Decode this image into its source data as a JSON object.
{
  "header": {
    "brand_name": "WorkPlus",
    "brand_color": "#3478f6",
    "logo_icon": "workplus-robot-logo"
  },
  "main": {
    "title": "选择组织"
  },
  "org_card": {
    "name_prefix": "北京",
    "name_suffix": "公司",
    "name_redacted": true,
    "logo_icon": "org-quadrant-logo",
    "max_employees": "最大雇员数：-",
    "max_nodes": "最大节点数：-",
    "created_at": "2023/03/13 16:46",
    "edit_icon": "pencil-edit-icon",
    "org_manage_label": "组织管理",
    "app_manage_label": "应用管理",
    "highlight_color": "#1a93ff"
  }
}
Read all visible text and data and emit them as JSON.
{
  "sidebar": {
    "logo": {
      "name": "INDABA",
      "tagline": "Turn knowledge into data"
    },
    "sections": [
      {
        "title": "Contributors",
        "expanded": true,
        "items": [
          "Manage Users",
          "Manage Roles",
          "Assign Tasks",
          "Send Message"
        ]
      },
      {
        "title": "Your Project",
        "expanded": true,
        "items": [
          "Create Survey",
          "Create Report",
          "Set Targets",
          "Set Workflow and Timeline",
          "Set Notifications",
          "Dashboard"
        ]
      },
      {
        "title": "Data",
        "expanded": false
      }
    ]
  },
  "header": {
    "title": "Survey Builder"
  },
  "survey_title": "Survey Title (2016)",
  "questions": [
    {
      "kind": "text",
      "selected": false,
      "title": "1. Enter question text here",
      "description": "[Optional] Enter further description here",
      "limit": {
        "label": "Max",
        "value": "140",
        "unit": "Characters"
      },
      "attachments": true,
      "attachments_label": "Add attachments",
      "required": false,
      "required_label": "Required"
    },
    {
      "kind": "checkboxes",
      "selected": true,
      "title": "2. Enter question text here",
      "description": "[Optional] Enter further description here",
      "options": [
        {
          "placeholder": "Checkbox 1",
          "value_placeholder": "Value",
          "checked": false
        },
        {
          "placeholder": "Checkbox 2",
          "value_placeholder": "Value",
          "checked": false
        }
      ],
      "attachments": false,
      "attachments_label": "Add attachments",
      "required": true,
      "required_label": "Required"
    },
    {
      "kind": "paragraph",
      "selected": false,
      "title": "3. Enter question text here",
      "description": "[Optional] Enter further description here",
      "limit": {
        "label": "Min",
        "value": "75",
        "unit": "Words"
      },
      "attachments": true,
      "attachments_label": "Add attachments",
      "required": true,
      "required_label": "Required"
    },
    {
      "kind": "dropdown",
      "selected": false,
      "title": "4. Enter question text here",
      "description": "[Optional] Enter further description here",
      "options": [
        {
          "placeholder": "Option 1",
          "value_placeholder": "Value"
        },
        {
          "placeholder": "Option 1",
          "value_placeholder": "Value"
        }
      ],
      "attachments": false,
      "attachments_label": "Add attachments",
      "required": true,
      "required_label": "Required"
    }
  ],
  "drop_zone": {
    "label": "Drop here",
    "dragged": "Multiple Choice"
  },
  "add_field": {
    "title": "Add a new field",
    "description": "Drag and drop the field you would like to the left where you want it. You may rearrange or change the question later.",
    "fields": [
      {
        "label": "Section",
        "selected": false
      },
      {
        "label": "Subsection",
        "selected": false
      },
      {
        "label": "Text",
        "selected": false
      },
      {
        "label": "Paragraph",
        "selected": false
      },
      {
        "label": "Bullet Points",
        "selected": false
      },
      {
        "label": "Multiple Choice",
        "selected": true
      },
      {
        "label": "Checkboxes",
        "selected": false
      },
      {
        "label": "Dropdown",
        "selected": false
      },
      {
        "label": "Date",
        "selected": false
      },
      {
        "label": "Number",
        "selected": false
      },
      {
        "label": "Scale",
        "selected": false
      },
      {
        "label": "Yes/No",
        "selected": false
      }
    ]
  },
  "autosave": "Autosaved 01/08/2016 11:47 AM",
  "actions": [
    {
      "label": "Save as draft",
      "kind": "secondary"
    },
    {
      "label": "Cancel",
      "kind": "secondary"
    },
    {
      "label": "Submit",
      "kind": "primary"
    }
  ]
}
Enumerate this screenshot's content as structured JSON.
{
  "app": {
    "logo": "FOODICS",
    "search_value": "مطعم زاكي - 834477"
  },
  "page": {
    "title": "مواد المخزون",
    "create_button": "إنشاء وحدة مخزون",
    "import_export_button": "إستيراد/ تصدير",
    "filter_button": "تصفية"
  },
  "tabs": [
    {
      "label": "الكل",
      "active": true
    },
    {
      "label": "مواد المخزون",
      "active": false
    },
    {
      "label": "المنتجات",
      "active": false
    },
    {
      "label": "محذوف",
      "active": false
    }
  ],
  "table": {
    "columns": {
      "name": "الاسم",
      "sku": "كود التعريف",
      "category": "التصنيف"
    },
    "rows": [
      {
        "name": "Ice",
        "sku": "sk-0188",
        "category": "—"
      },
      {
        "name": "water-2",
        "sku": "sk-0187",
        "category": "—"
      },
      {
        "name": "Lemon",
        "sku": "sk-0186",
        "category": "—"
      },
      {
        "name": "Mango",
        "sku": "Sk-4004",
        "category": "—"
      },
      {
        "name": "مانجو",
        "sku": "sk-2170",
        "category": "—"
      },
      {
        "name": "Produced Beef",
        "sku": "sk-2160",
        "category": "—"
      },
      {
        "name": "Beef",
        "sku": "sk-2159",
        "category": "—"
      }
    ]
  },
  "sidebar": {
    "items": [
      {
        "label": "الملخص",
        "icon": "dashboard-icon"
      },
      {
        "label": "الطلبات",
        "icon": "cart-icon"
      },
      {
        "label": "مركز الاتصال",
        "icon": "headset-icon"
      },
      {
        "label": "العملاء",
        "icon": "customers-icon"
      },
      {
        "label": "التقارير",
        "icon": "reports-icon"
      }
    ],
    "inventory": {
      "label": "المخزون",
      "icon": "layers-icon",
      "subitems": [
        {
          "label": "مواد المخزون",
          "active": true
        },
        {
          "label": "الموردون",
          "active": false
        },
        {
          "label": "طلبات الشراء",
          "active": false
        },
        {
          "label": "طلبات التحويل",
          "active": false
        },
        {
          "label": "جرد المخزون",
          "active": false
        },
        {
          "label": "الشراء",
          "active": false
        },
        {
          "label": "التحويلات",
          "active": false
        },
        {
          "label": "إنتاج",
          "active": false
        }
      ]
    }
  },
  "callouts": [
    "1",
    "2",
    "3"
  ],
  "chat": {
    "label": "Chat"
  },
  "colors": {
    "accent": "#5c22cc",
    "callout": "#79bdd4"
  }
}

- Exercise -
Reproduce the data, keeping every line exactly the same.

- Result below -
Decode this image into its source data as a JSON object.
{
  "header": {
    "brand_name": "WorkPlus",
    "brand_color": "#3478f6",
    "logo_icon": "workplus-robot-logo"
  },
  "main": {
    "title": "选择组织"
  },
  "org_card": {
    "name_prefix": "北京",
    "name_suffix": "公司",
    "name_redacted": true,
    "logo_icon": "org-quadrant-logo",
    "max_employees": "最大雇员数：-",
    "max_nodes": "最大节点数：-",
    "created_at": "2023/03/13 16:46",
    "edit_icon": "pencil-edit-icon",
    "org_manage_label": "组织管理",
    "app_manage_label": "应用管理",
    "highlight_color": "#1a93ff"
  }
}
Read all visible text and data and emit them as JSON.
{
  "sidebar": {
    "logo": {
      "name": "INDABA",
      "tagline": "Turn knowledge into data"
    },
    "sections": [
      {
        "title": "Contributors",
        "expanded": true,
        "items": [
          "Manage Users",
          "Manage Roles",
          "Assign Tasks",
          "Send Message"
        ]
      },
      {
        "title": "Your Project",
        "expanded": true,
        "items": [
          "Create Survey",
          "Create Report",
          "Set Targets",
          "Set Workflow and Timeline",
          "Set Notifications",
          "Dashboard"
        ]
      },
      {
        "title": "Data",
        "expanded": false
      }
    ]
  },
  "header": {
    "title": "Survey Builder"
  },
  "survey_title": "Survey Title (2016)",
  "questions": [
    {
      "kind": "text",
      "selected": false,
      "title": "1. Enter question text here",
      "description": "[Optional] Enter further description here",
      "limit": {
        "label": "Max",
        "value": "140",
        "unit": "Characters"
      },
      "attachments": true,
      "attachments_label": "Add attachments",
      "required": false,
      "required_label": "Required"
    },
    {
      "kind": "checkboxes",
      "selected": true,
      "title": "2. Enter question text here",
      "description": "[Optional] Enter further description here",
      "options": [
        {
          "placeholder": "Checkbox 1",
          "value_placeholder": "Value",
          "checked": false
        },
        {
          "placeholder": "Checkbox 2",
          "value_placeholder": "Value",
          "checked": false
        }
      ],
      "attachments": false,
      "attachments_label": "Add attachments",
      "required": true,
      "required_label": "Required"
    },
    {
      "kind": "paragraph",
      "selected": false,
      "title": "3. Enter question text here",
      "description": "[Optional] Enter further description here",
      "limit": {
        "label": "Min",
        "value": "75",
        "unit": "Words"
      },
      "attachments": true,
      "attachments_label": "Add attachments",
      "required": true,
      "required_label": "Required"
    },
    {
      "kind": "dropdown",
      "selected": false,
      "title": "4. Enter question text here",
      "description": "[Optional] Enter further description here",
      "options": [
        {
          "placeholder": "Option 1",
          "value_placeholder": "Value"
        },
        {
          "placeholder": "Option 1",
          "value_placeholder": "Value"
        }
      ],
      "attachments": false,
      "attachments_label": "Add attachments",
      "required": true,
      "required_label": "Required"
    }
  ],
  "drop_zone": {
    "label": "Drop here",
    "dragged": "Multiple Choice"
  },
  "add_field": {
    "title": "Add a new field",
    "description": "Drag and drop the field you would like to the left where you want it. You may rearrange or change the question later.",
    "fields": [
      {
        "label": "Section",
        "selected": false
      },
      {
        "label": "Subsection",
        "selected": false
      },
      {
        "label": "Text",
        "selected": false
      },
      {
        "label": "Paragraph",
        "selected": false
      },
      {
        "label": "Bullet Points",
        "selected": false
      },
      {
        "label": "Multiple Choice",
        "selected": true
      },
      {
        "label": "Checkboxes",
        "selected": false
      },
      {
        "label": "Dropdown",
        "selected": false
      },
      {
        "label": "Date",
        "selected": false
      },
      {
        "label": "Number",
        "selected": false
      },
      {
        "label": "Scale",
        "selected": false
      },
      {
        "label": "Yes/No",
        "selected": false
      }
    ]
  },
  "autosave": "Autosaved 01/08/2016 11:47 AM",
  "actions": [
    {
      "label": "Save as draft",
      "kind": "secondary"
    },
    {
      "label": "Cancel",
      "kind": "secondary"
    },
    {
      "label": "Submit",
      "kind": "primary"
    }
  ]
}
Enumerate this screenshot's content as structured JSON.
{
  "app": {
    "logo": "FOODICS",
    "search_value": "مطعم زاكي - 834477"
  },
  "page": {
    "title": "مواد المخزون",
    "create_button": "إنشاء وحدة مخزون",
    "import_export_button": "إستيراد/ تصدير",
    "filter_button": "تصفية"
  },
  "tabs": [
    {
      "label": "الكل",
      "active": true
    },
    {
      "label": "مواد المخزون",
      "active": false
    },
    {
      "label": "المنتجات",
      "active": false
    },
    {
      "label": "محذوف",
      "active": false
    }
  ],
  "table": {
    "columns": {
      "name": "الاسم",
      "sku": "كود التعريف",
      "category": "التصنيف"
    },
    "rows": [
      {
        "name": "Ice",
        "sku": "sk-0188",
        "category": "—"
      },
      {
        "name": "water-2",
        "sku": "sk-0187",
        "category": "—"
      },
      {
        "name": "Lemon",
        "sku": "sk-0186",
        "category": "—"
      },
      {
        "name": "Mango",
        "sku": "Sk-4004",
        "category": "—"
      },
      {
        "name": "مانجو",
        "sku": "sk-2170",
        "category": "—"
      },
      {
        "name": "Produced Beef",
        "sku": "sk-2160",
        "category": "—"
      },
      {
        "name": "Beef",
        "sku": "sk-2159",
        "category": "—"
      }
    ]
  },
  "sidebar": {
    "items": [
      {
        "label": "الملخص",
        "icon": "dashboard-icon"
      },
      {
        "label": "الطلبات",
        "icon": "cart-icon"
      },
      {
        "label": "مركز الاتصال",
        "icon": "headset-icon"
      },
      {
        "label": "العملاء",
        "icon": "customers-icon"
      },
      {
        "label": "التقارير",
        "icon": "reports-icon"
      }
    ],
    "inventory": {
      "label": "المخزون",
      "icon": "layers-icon",
      "subitems": [
        {
          "label": "مواد المخزون",
          "active": true
        },
        {
          "label": "الموردون",
          "active": false
        },
        {
          "label": "طلبات الشراء",
          "active": false
        },
        {
          "label": "طلبات التحويل",
          "active": false
        },
        {
          "label": "جرد المخزون",
          "active": false
        },
        {
          "label": "الشراء",
          "active": false
        },
        {
          "label": "التحويلات",
          "active": false
        },
        {
          "label": "إنتاج",
          "active": false
        }
      ]
    }
  },
  "callouts": [
    "1",
    "2",
    "3"
  ],
  "chat": {
    "label": "Chat"
  },
  "colors": {
    "accent": "#5c22cc",
    "callout": "#79bdd4"
  }
}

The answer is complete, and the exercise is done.